» What to work on: Output all the data exactly. Pictures do not belong in the copy.

>> Start Data lines

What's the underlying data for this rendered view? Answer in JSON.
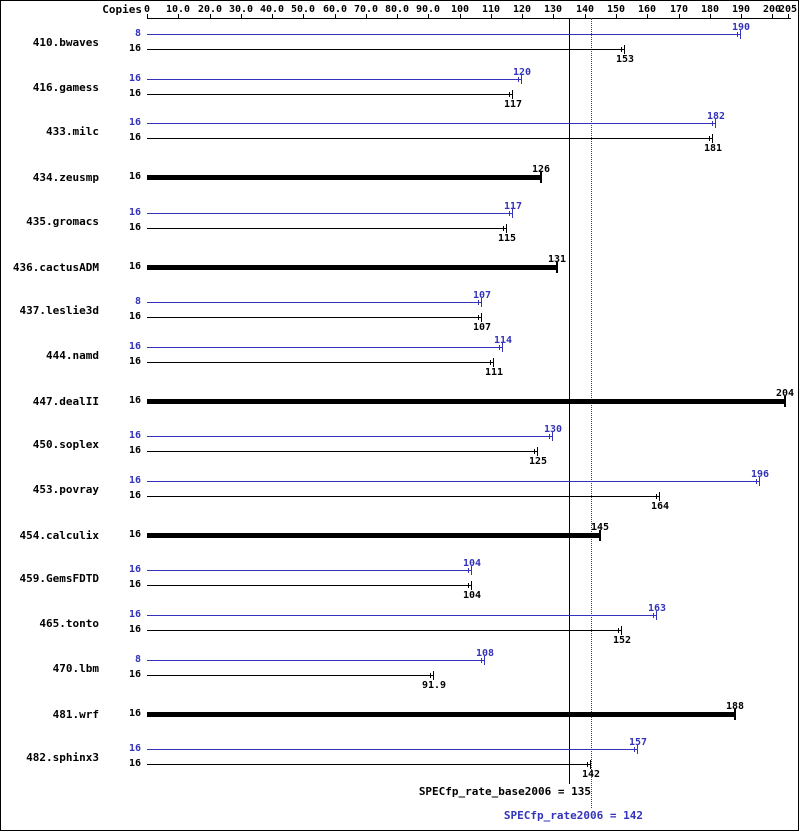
{
  "chart_data": {
    "type": "bar",
    "orientation": "horizontal",
    "title": "",
    "xlabel": "",
    "ylabel": "",
    "copies_header": "Copies",
    "xlim": [
      0,
      205
    ],
    "grid": false,
    "legend_position": "none",
    "colors": {
      "peak": "#3333bb",
      "base": "#000000"
    },
    "xticks": [
      0,
      10,
      20,
      30,
      40,
      50,
      60,
      70,
      80,
      90,
      100,
      110,
      120,
      130,
      140,
      150,
      160,
      170,
      180,
      190,
      200,
      205
    ],
    "xtick_labels": [
      "0",
      "10.0",
      "20.0",
      "30.0",
      "40.0",
      "50.0",
      "60.0",
      "70.0",
      "80.0",
      "90.0",
      "100",
      "110",
      "120",
      "130",
      "140",
      "150",
      "160",
      "170",
      "180",
      "190",
      "200",
      "205"
    ],
    "benchmarks": [
      {
        "name": "410.bwaves",
        "bars": [
          {
            "kind": "peak",
            "copies": "8",
            "value": 190,
            "label": "190"
          },
          {
            "kind": "base",
            "copies": "16",
            "value": 153,
            "label": "153"
          }
        ]
      },
      {
        "name": "416.gamess",
        "bars": [
          {
            "kind": "peak",
            "copies": "16",
            "value": 120,
            "label": "120"
          },
          {
            "kind": "base",
            "copies": "16",
            "value": 117,
            "label": "117"
          }
        ]
      },
      {
        "name": "433.milc",
        "bars": [
          {
            "kind": "peak",
            "copies": "16",
            "value": 182,
            "label": "182"
          },
          {
            "kind": "base",
            "copies": "16",
            "value": 181,
            "label": "181"
          }
        ]
      },
      {
        "name": "434.zeusmp",
        "bars": [
          {
            "kind": "base_thick",
            "copies": "16",
            "value": 126,
            "label": "126"
          }
        ]
      },
      {
        "name": "435.gromacs",
        "bars": [
          {
            "kind": "peak",
            "copies": "16",
            "value": 117,
            "label": "117"
          },
          {
            "kind": "base",
            "copies": "16",
            "value": 115,
            "label": "115"
          }
        ]
      },
      {
        "name": "436.cactusADM",
        "bars": [
          {
            "kind": "base_thick",
            "copies": "16",
            "value": 131,
            "label": "131"
          }
        ]
      },
      {
        "name": "437.leslie3d",
        "bars": [
          {
            "kind": "peak",
            "copies": "8",
            "value": 107,
            "label": "107"
          },
          {
            "kind": "base",
            "copies": "16",
            "value": 107,
            "label": "107"
          }
        ]
      },
      {
        "name": "444.namd",
        "bars": [
          {
            "kind": "peak",
            "copies": "16",
            "value": 114,
            "label": "114"
          },
          {
            "kind": "base",
            "copies": "16",
            "value": 111,
            "label": "111"
          }
        ]
      },
      {
        "name": "447.dealII",
        "bars": [
          {
            "kind": "base_thick",
            "copies": "16",
            "value": 204,
            "label": "204"
          }
        ]
      },
      {
        "name": "450.soplex",
        "bars": [
          {
            "kind": "peak",
            "copies": "16",
            "value": 130,
            "label": "130"
          },
          {
            "kind": "base",
            "copies": "16",
            "value": 125,
            "label": "125"
          }
        ]
      },
      {
        "name": "453.povray",
        "bars": [
          {
            "kind": "peak",
            "copies": "16",
            "value": 196,
            "label": "196"
          },
          {
            "kind": "base",
            "copies": "16",
            "value": 164,
            "label": "164"
          }
        ]
      },
      {
        "name": "454.calculix",
        "bars": [
          {
            "kind": "base_thick",
            "copies": "16",
            "value": 145,
            "label": "145"
          }
        ]
      },
      {
        "name": "459.GemsFDTD",
        "bars": [
          {
            "kind": "peak",
            "copies": "16",
            "value": 104,
            "label": "104"
          },
          {
            "kind": "base",
            "copies": "16",
            "value": 104,
            "label": "104"
          }
        ]
      },
      {
        "name": "465.tonto",
        "bars": [
          {
            "kind": "peak",
            "copies": "16",
            "value": 163,
            "label": "163"
          },
          {
            "kind": "base",
            "copies": "16",
            "value": 152,
            "label": "152"
          }
        ]
      },
      {
        "name": "470.lbm",
        "bars": [
          {
            "kind": "peak",
            "copies": "8",
            "value": 108,
            "label": "108"
          },
          {
            "kind": "base",
            "copies": "16",
            "value": 91.9,
            "label": "91.9"
          }
        ]
      },
      {
        "name": "481.wrf",
        "bars": [
          {
            "kind": "base_thick",
            "copies": "16",
            "value": 188,
            "label": "188"
          }
        ]
      },
      {
        "name": "482.sphinx3",
        "bars": [
          {
            "kind": "peak",
            "copies": "16",
            "value": 157,
            "label": "157"
          },
          {
            "kind": "base",
            "copies": "16",
            "value": 142,
            "label": "142"
          }
        ]
      }
    ],
    "reference_lines": [
      {
        "id": "base",
        "value": 135,
        "style": "solid",
        "color": "#000000",
        "label": "SPECfp_rate_base2006 = 135"
      },
      {
        "id": "peak",
        "value": 142,
        "style": "dotted",
        "color": "#3333bb",
        "label": "SPECfp_rate2006 = 142"
      }
    ]
  }
}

>> End Data lines

» Result of the exercise:
What's the underlying data for this rendered view? Answer in JSON.
{
  "chart_data": {
    "type": "bar",
    "orientation": "horizontal",
    "title": "",
    "xlabel": "",
    "ylabel": "",
    "copies_header": "Copies",
    "xlim": [
      0,
      205
    ],
    "grid": false,
    "legend_position": "none",
    "colors": {
      "peak": "#3333bb",
      "base": "#000000"
    },
    "xticks": [
      0,
      10,
      20,
      30,
      40,
      50,
      60,
      70,
      80,
      90,
      100,
      110,
      120,
      130,
      140,
      150,
      160,
      170,
      180,
      190,
      200,
      205
    ],
    "xtick_labels": [
      "0",
      "10.0",
      "20.0",
      "30.0",
      "40.0",
      "50.0",
      "60.0",
      "70.0",
      "80.0",
      "90.0",
      "100",
      "110",
      "120",
      "130",
      "140",
      "150",
      "160",
      "170",
      "180",
      "190",
      "200",
      "205"
    ],
    "benchmarks": [
      {
        "name": "410.bwaves",
        "bars": [
          {
            "kind": "peak",
            "copies": "8",
            "value": 190,
            "label": "190"
          },
          {
            "kind": "base",
            "copies": "16",
            "value": 153,
            "label": "153"
          }
        ]
      },
      {
        "name": "416.gamess",
        "bars": [
          {
            "kind": "peak",
            "copies": "16",
            "value": 120,
            "label": "120"
          },
          {
            "kind": "base",
            "copies": "16",
            "value": 117,
            "label": "117"
          }
        ]
      },
      {
        "name": "433.milc",
        "bars": [
          {
            "kind": "peak",
            "copies": "16",
            "value": 182,
            "label": "182"
          },
          {
            "kind": "base",
            "copies": "16",
            "value": 181,
            "label": "181"
          }
        ]
      },
      {
        "name": "434.zeusmp",
        "bars": [
          {
            "kind": "base_thick",
            "copies": "16",
            "value": 126,
            "label": "126"
          }
        ]
      },
      {
        "name": "435.gromacs",
        "bars": [
          {
            "kind": "peak",
            "copies": "16",
            "value": 117,
            "label": "117"
          },
          {
            "kind": "base",
            "copies": "16",
            "value": 115,
            "label": "115"
          }
        ]
      },
      {
        "name": "436.cactusADM",
        "bars": [
          {
            "kind": "base_thick",
            "copies": "16",
            "value": 131,
            "label": "131"
          }
        ]
      },
      {
        "name": "437.leslie3d",
        "bars": [
          {
            "kind": "peak",
            "copies": "8",
            "value": 107,
            "label": "107"
          },
          {
            "kind": "base",
            "copies": "16",
            "value": 107,
            "label": "107"
          }
        ]
      },
      {
        "name": "444.namd",
        "bars": [
          {
            "kind": "peak",
            "copies": "16",
            "value": 114,
            "label": "114"
          },
          {
            "kind": "base",
            "copies": "16",
            "value": 111,
            "label": "111"
          }
        ]
      },
      {
        "name": "447.dealII",
        "bars": [
          {
            "kind": "base_thick",
            "copies": "16",
            "value": 204,
            "label": "204"
          }
        ]
      },
      {
        "name": "450.soplex",
        "bars": [
          {
            "kind": "peak",
            "copies": "16",
            "value": 130,
            "label": "130"
          },
          {
            "kind": "base",
            "copies": "16",
            "value": 125,
            "label": "125"
          }
        ]
      },
      {
        "name": "453.povray",
        "bars": [
          {
            "kind": "peak",
            "copies": "16",
            "value": 196,
            "label": "196"
          },
          {
            "kind": "base",
            "copies": "16",
            "value": 164,
            "label": "164"
          }
        ]
      },
      {
        "name": "454.calculix",
        "bars": [
          {
            "kind": "base_thick",
            "copies": "16",
            "value": 145,
            "label": "145"
          }
        ]
      },
      {
        "name": "459.GemsFDTD",
        "bars": [
          {
            "kind": "peak",
            "copies": "16",
            "value": 104,
            "label": "104"
          },
          {
            "kind": "base",
            "copies": "16",
            "value": 104,
            "label": "104"
          }
        ]
      },
      {
        "name": "465.tonto",
        "bars": [
          {
            "kind": "peak",
            "copies": "16",
            "value": 163,
            "label": "163"
          },
          {
            "kind": "base",
            "copies": "16",
            "value": 152,
            "label": "152"
          }
        ]
      },
      {
        "name": "470.lbm",
        "bars": [
          {
            "kind": "peak",
            "copies": "8",
            "value": 108,
            "label": "108"
          },
          {
            "kind": "base",
            "copies": "16",
            "value": 91.9,
            "label": "91.9"
          }
        ]
      },
      {
        "name": "481.wrf",
        "bars": [
          {
            "kind": "base_thick",
            "copies": "16",
            "value": 188,
            "label": "188"
          }
        ]
      },
      {
        "name": "482.sphinx3",
        "bars": [
          {
            "kind": "peak",
            "copies": "16",
            "value": 157,
            "label": "157"
          },
          {
            "kind": "base",
            "copies": "16",
            "value": 142,
            "label": "142"
          }
        ]
      }
    ],
    "reference_lines": [
      {
        "id": "base",
        "value": 135,
        "style": "solid",
        "color": "#000000",
        "label": "SPECfp_rate_base2006 = 135"
      },
      {
        "id": "peak",
        "value": 142,
        "style": "dotted",
        "color": "#3333bb",
        "label": "SPECfp_rate2006 = 142"
      }
    ]
  }
}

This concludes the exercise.